Start of Working data
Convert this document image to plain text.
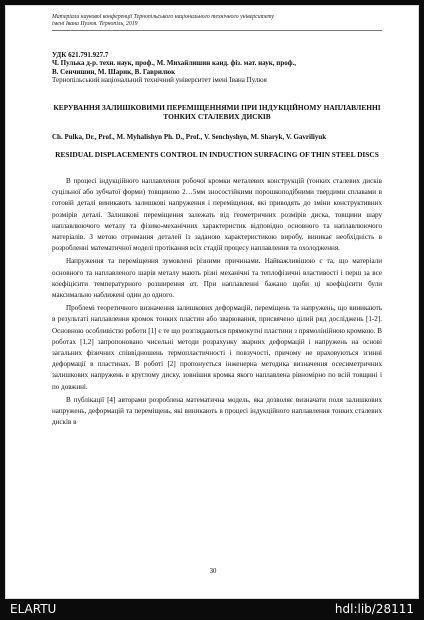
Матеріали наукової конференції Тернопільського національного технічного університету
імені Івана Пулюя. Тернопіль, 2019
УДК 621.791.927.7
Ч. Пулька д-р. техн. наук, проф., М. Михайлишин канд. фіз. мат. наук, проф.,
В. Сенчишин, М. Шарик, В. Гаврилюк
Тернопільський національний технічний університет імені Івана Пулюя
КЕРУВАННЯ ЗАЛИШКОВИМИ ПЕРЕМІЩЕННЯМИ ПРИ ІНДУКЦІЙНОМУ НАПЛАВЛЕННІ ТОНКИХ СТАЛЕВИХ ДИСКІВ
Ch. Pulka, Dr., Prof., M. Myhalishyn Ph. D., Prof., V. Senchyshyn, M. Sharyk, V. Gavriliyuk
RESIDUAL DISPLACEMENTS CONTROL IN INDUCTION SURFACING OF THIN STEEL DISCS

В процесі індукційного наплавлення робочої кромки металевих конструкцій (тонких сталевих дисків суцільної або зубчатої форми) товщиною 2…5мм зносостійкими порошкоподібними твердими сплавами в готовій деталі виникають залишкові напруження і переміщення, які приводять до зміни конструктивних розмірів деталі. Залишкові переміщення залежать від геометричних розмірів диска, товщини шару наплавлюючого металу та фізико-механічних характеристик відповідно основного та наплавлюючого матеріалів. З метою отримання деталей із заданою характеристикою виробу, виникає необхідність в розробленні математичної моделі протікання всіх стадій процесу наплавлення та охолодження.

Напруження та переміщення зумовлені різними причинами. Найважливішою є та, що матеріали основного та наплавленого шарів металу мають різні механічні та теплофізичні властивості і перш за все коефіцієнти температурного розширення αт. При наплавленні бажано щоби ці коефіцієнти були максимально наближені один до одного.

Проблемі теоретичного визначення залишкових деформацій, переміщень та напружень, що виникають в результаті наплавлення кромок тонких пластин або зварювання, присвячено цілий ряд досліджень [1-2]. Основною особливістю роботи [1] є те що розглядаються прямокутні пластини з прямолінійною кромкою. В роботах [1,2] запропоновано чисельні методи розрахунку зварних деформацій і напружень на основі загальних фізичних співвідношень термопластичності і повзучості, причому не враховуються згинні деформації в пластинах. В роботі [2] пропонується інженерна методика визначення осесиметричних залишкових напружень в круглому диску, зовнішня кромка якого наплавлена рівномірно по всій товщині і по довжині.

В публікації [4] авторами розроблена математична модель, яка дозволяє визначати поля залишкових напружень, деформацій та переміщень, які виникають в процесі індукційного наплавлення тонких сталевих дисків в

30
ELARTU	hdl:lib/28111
End of Working data
__Given request__. Keep the pictures out of the copy and write out the data exactly as it stands.

__Full response__.
Convert this document image to plain text.
Матеріали наукової конференції Тернопільського національного технічного університету
імені Івана Пулюя. Тернопіль, 2019
УДК 621.791.927.7
Ч. Пулька д-р. техн. наук, проф., М. Михайлишин канд. фіз. мат. наук, проф.,
В. Сенчишин, М. Шарик, В. Гаврилюк
Тернопільський національний технічний університет імені Івана Пулюя
КЕРУВАННЯ ЗАЛИШКОВИМИ ПЕРЕМІЩЕННЯМИ ПРИ ІНДУКЦІЙНОМУ НАПЛАВЛЕННІ ТОНКИХ СТАЛЕВИХ ДИСКІВ
Ch. Pulka, Dr., Prof., M. Myhalishyn Ph. D., Prof., V. Senchyshyn, M. Sharyk, V. Gavriliyuk
RESIDUAL DISPLACEMENTS CONTROL IN INDUCTION SURFACING OF THIN STEEL DISCS

В процесі індукційного наплавлення робочої кромки металевих конструкцій (тонких сталевих дисків суцільної або зубчатої форми) товщиною 2…5мм зносостійкими порошкоподібними твердими сплавами в готовій деталі виникають залишкові напруження і переміщення, які приводять до зміни конструктивних розмірів деталі. Залишкові переміщення залежать від геометричних розмірів диска, товщини шару наплавлюючого металу та фізико-механічних характеристик відповідно основного та наплавлюючого матеріалів. З метою отримання деталей із заданою характеристикою виробу, виникає необхідність в розробленні математичної моделі протікання всіх стадій процесу наплавлення та охолодження.

Напруження та переміщення зумовлені різними причинами. Найважливішою є та, що матеріали основного та наплавленого шарів металу мають різні механічні та теплофізичні властивості і перш за все коефіцієнти температурного розширення αт. При наплавленні бажано щоби ці коефіцієнти були максимально наближені один до одного.

Проблемі теоретичного визначення залишкових деформацій, переміщень та напружень, що виникають в результаті наплавлення кромок тонких пластин або зварювання, присвячено цілий ряд досліджень [1-2]. Основною особливістю роботи [1] є те що розглядаються прямокутні пластини з прямолінійною кромкою. В роботах [1,2] запропоновано чисельні методи розрахунку зварних деформацій і напружень на основі загальних фізичних співвідношень термопластичності і повзучості, причому не враховуються згинні деформації в пластинах. В роботі [2] пропонується інженерна методика визначення осесиметричних залишкових напружень в круглому диску, зовнішня кромка якого наплавлена рівномірно по всій товщині і по довжині.

В публікації [4] авторами розроблена математична модель, яка дозволяє визначати поля залишкових напружень, деформацій та переміщень, які виникають в процесі індукційного наплавлення тонких сталевих дисків в

30
ELARTU	hdl:lib/28111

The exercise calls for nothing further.